=== TASK STATEMENT ===
Extract each line of the material that follows exactly and omit its pictures.
::: RECORD SET
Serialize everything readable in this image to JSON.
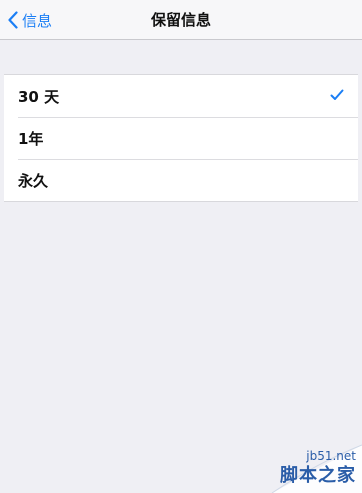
{
  "navbar": {
    "back_label": "信息",
    "title": "保留信息"
  },
  "options": [
    {
      "label": "30 天",
      "selected": true
    },
    {
      "label": "1年",
      "selected": false
    },
    {
      "label": "永久",
      "selected": false
    }
  ],
  "colors": {
    "accent": "#1a7ef5",
    "background": "#efeff4"
  },
  "watermark": {
    "url": "jb51.net",
    "text": "脚本之家"
  }
}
::::::
=== RESULT BELOW ===
Serialize everything readable in this image to JSON.
{
  "navbar": {
    "back_label": "信息",
    "title": "保留信息"
  },
  "options": [
    {
      "label": "30 天",
      "selected": true
    },
    {
      "label": "1年",
      "selected": false
    },
    {
      "label": "永久",
      "selected": false
    }
  ],
  "colors": {
    "accent": "#1a7ef5",
    "background": "#efeff4"
  },
  "watermark": {
    "url": "jb51.net",
    "text": "脚本之家"
  }
}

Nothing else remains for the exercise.